→ GIVEN PROBLEM
Would you quote every entry exactly, dropping only the pictures?
>> begin RECORDS FOR THIS EXERCISE
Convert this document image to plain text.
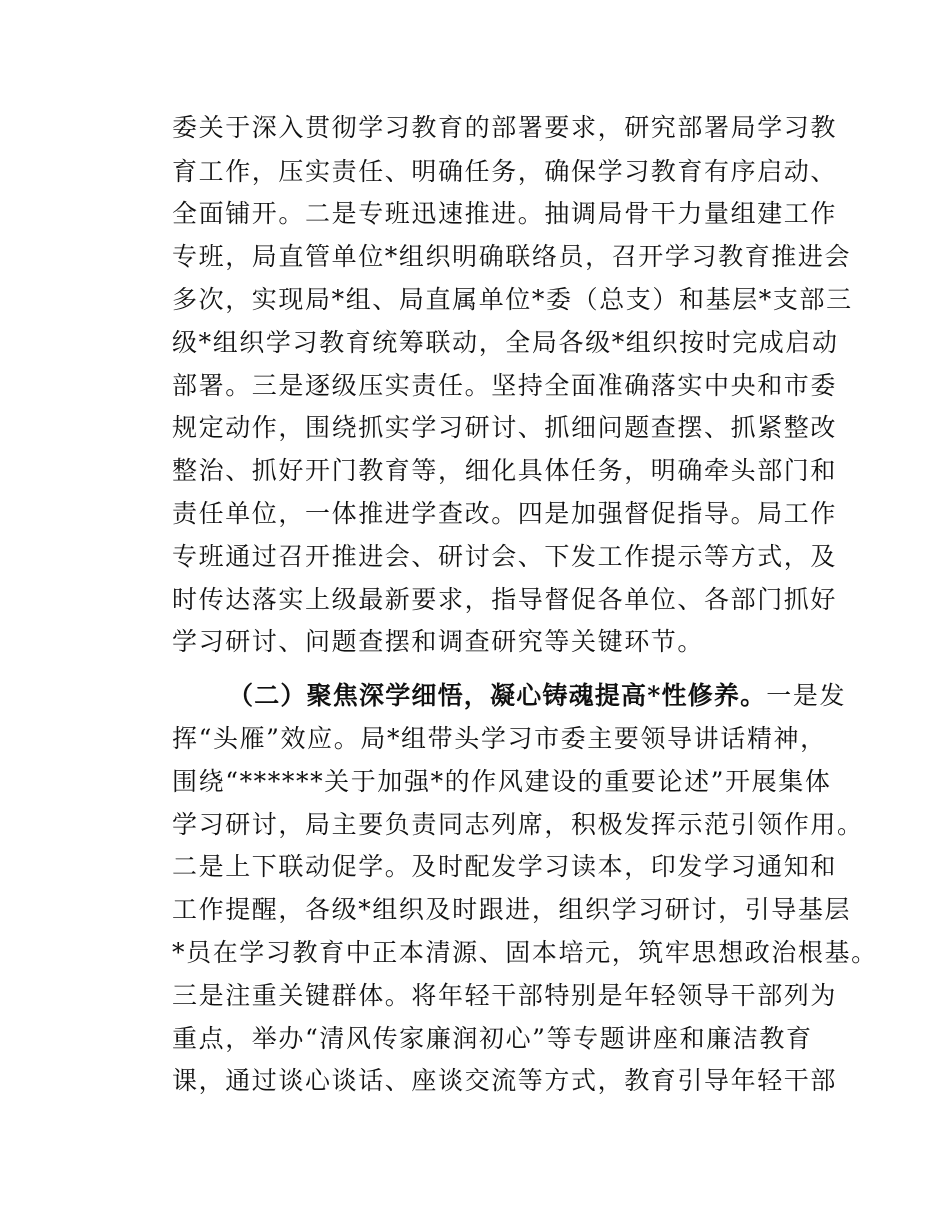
委关于深入贯彻学习教育的部署要求，研究部署局学习教
育工作，压实责任、明确任务，确保学习教育有序启动、
全面铺开。二是专班迅速推进。抽调局骨干力量组建工作
专班，局直管单位*组织明确联络员，召开学习教育推进会
多次，实现局*组、局直属单位*委（总支）和基层*支部三
级*组织学习教育统筹联动，全局各级*组织按时完成启动
部署。三是逐级压实责任。坚持全面准确落实中央和市委
规定动作，围绕抓实学习研讨、抓细问题查摆、抓紧整改
整治、抓好开门教育等，细化具体任务，明确牵头部门和
责任单位，一体推进学查改。四是加强督促指导。局工作
专班通过召开推进会、研讨会、下发工作提示等方式，及
时传达落实上级最新要求，指导督促各单位、各部门抓好
学习研讨、问题查摆和调查研究等关键环节。
（二）聚焦深学细悟，凝心铸魂提高*性修养。一是发
挥“头雁”效应。局*组带头学习市委主要领导讲话精神，
围绕“******关于加强*的作风建设的重要论述”开展集体
学习研讨，局主要负责同志列席，积极发挥示范引领作用。
二是上下联动促学。及时配发学习读本，印发学习通知和
工作提醒，各级*组织及时跟进，组织学习研讨，引导基层
*员在学习教育中正本清源、固本培元，筑牢思想政治根基。
三是注重关键群体。将年轻干部特别是年轻领导干部列为
重点，举办“清风传家廉润初心”等专题讲座和廉洁教育
课，通过谈心谈话、座谈交流等方式，教育引导年轻干部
>> end RECORDS FOR THIS EXERCISE
→ EXERCISE RESULT
Convert this document image to plain text.
委关于深入贯彻学习教育的部署要求，研究部署局学习教
育工作，压实责任、明确任务，确保学习教育有序启动、
全面铺开。二是专班迅速推进。抽调局骨干力量组建工作
专班，局直管单位*组织明确联络员，召开学习教育推进会
多次，实现局*组、局直属单位*委（总支）和基层*支部三
级*组织学习教育统筹联动，全局各级*组织按时完成启动
部署。三是逐级压实责任。坚持全面准确落实中央和市委
规定动作，围绕抓实学习研讨、抓细问题查摆、抓紧整改
整治、抓好开门教育等，细化具体任务，明确牵头部门和
责任单位，一体推进学查改。四是加强督促指导。局工作
专班通过召开推进会、研讨会、下发工作提示等方式，及
时传达落实上级最新要求，指导督促各单位、各部门抓好
学习研讨、问题查摆和调查研究等关键环节。
（二）聚焦深学细悟，凝心铸魂提高*性修养。一是发
挥“头雁”效应。局*组带头学习市委主要领导讲话精神，
围绕“******关于加强*的作风建设的重要论述”开展集体
学习研讨，局主要负责同志列席，积极发挥示范引领作用。
二是上下联动促学。及时配发学习读本，印发学习通知和
工作提醒，各级*组织及时跟进，组织学习研讨，引导基层
*员在学习教育中正本清源、固本培元，筑牢思想政治根基。
三是注重关键群体。将年轻干部特别是年轻领导干部列为
重点，举办“清风传家廉润初心”等专题讲座和廉洁教育
课，通过谈心谈话、座谈交流等方式，教育引导年轻干部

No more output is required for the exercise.